* Task details
Look for the word "представления" in each line and report the count of matching lines, with nothing added.

* Records for this task
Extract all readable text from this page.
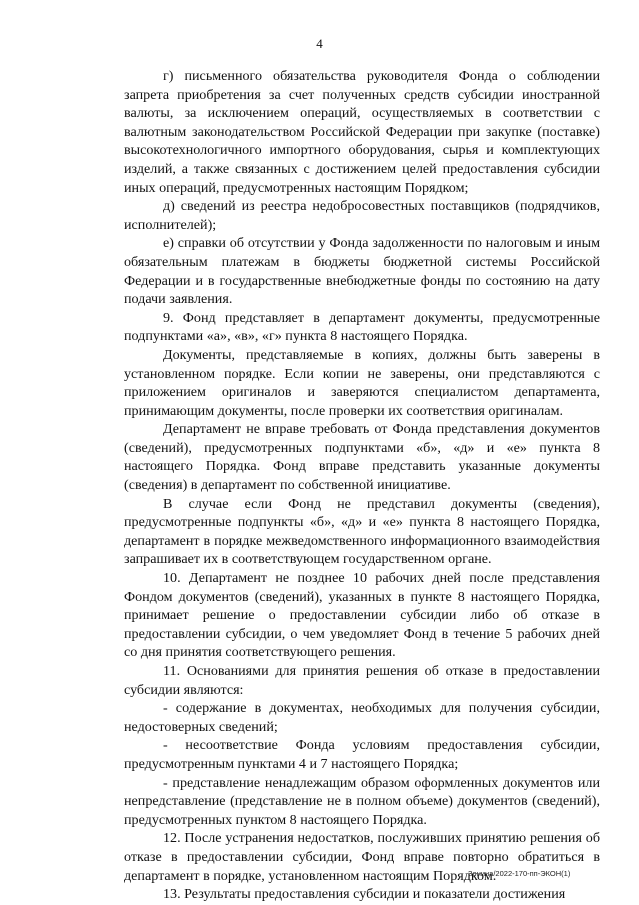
4

г) письменного обязательства руководителя Фонда о соблюдении запрета приобретения за счет полученных средств субсидии иностранной валюты, за исключением операций, осуществляемых в соответствии с валютным законодательством Российской Федерации при закупке (поставке) высокотехнологичного импортного оборудования, сырья и комплектующих изделий, а также связанных с достижением целей предоставления субсидии иных операций, предусмотренных настоящим Порядком;

д) сведений из реестра недобросовестных поставщиков (подрядчиков, исполнителей);

е) справки об отсутствии у Фонда задолженности по налоговым и иным обязательным платежам в бюджеты бюджетной системы Российской Федерации и в государственные внебюджетные фонды по состоянию на дату подачи заявления.

9. Фонд представляет в департамент документы, предусмотренные подпунктами «а», «в», «г» пункта 8 настоящего Порядка.

Документы, представляемые в копиях, должны быть заверены в установленном порядке. Если копии не заверены, они представляются с приложением оригиналов и заверяются специалистом департамента, принимающим документы, после проверки их соответствия оригиналам.

Департамент не вправе требовать от Фонда представления документов (сведений), предусмотренных подпунктами «б», «д» и «е» пункта 8 настоящего Порядка. Фонд вправе представить указанные документы (сведения) в департамент по собственной инициативе.

В случае если Фонд не представил документы (сведения), предусмотренные подпункты «б», «д» и «е» пункта 8 настоящего Порядка, департамент в порядке межведомственного информационного взаимодействия запрашивает их в соответствующем государственном органе.

10. Департамент не позднее 10 рабочих дней после представления Фондом документов (сведений), указанных в пункте 8 настоящего Порядка, принимает решение о предоставлении субсидии либо об отказе в предоставлении субсидии, о чем уведомляет Фонд в течение 5 рабочих дней со дня принятия соответствующего решения.

11. Основаниями для принятия решения об отказе в предоставлении субсидии являются:

- содержание в документах, необходимых для получения субсидии, недостоверных сведений;

- несоответствие Фонда условиям предоставления субсидии, предусмотренным пунктами 4 и 7 настоящего Порядка;

- представление ненадлежащим образом оформленных документов или непредставление (представление не в полном объеме) документов (сведений), предусмотренных пунктом 8 настоящего Порядка.

12. После устранения недостатков, послуживших принятию решения об отказе в предоставлении субсидии, Фонд вправе повторно обратиться в департамент в порядке, установленном настоящим Порядком.

13. Результаты предоставления субсидии и показатели достижения

Зенина/2022-170-пп-ЭКОН(1)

* Answer below
2